··· Excerpted data ···
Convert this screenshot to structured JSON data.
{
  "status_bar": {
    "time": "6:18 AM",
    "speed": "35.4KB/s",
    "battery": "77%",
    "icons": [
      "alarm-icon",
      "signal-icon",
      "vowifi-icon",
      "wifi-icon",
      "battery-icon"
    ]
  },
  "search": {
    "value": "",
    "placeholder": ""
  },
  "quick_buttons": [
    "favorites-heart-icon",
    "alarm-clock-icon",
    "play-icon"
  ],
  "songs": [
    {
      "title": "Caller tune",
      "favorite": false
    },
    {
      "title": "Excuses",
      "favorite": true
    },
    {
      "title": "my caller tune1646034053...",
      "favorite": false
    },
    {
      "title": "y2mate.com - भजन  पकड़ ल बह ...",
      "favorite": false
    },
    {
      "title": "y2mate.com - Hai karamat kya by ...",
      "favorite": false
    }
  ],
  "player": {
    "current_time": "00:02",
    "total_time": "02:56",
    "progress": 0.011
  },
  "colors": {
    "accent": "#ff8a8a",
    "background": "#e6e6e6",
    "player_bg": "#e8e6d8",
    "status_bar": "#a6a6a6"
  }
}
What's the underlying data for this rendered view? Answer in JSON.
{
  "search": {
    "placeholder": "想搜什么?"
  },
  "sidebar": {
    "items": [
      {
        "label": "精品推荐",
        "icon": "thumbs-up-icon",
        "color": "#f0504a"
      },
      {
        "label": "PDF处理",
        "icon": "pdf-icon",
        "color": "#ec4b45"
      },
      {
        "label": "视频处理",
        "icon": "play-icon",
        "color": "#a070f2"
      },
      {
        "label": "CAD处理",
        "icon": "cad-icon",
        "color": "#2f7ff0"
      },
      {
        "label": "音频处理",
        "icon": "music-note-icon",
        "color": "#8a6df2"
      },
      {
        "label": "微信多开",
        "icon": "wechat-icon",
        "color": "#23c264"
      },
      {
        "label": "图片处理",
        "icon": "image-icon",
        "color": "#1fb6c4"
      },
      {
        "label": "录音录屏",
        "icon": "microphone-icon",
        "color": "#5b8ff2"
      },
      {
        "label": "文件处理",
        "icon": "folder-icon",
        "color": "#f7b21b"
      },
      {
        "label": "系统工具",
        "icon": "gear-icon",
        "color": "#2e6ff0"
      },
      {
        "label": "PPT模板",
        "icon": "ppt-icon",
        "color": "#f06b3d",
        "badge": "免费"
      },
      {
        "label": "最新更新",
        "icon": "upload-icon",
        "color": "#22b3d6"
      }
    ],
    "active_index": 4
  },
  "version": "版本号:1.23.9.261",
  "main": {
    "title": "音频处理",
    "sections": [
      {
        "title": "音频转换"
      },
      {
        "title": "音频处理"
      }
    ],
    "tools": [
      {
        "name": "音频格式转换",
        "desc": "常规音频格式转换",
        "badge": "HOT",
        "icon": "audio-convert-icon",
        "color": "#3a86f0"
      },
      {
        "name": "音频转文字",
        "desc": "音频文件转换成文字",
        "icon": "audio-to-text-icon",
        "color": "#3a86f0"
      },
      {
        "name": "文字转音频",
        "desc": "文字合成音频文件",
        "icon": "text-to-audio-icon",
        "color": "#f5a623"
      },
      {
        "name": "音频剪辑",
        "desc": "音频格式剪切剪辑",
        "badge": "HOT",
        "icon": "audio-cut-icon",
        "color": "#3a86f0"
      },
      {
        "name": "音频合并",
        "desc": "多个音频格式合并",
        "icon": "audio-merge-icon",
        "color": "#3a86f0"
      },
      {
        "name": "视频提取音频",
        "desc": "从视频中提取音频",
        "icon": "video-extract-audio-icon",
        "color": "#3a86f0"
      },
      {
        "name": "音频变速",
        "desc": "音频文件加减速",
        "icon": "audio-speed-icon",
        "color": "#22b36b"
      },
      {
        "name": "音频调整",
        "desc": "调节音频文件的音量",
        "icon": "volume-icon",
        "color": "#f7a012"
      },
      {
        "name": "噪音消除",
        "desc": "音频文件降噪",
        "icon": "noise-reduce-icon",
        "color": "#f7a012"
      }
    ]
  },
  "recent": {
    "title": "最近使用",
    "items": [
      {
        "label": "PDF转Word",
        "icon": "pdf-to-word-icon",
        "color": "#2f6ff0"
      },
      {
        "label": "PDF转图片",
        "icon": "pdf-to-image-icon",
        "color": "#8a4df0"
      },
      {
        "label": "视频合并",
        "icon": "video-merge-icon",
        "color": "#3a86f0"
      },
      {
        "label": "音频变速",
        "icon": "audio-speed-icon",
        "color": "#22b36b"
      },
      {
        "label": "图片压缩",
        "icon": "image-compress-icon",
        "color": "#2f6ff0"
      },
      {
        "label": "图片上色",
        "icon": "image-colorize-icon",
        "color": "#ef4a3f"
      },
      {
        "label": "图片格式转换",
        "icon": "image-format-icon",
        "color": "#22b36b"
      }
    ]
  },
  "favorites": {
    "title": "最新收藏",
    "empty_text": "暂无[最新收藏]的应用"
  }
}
···
Short task — Which lines include the word "desc"? Copy every one of them.

Result of the exercise —
        "desc": "常规音频格式转换",
        "desc": "音频文件转换成文字",
        "desc": "文字合成音频文件",
        "desc": "音频格式剪切剪辑",
        "desc": "多个音频格式合并",
        "desc": "从视频中提取音频",
        "desc": "音频文件加减速",
        "desc": "调节音频文件的音量",
        "desc": "音频文件降噪",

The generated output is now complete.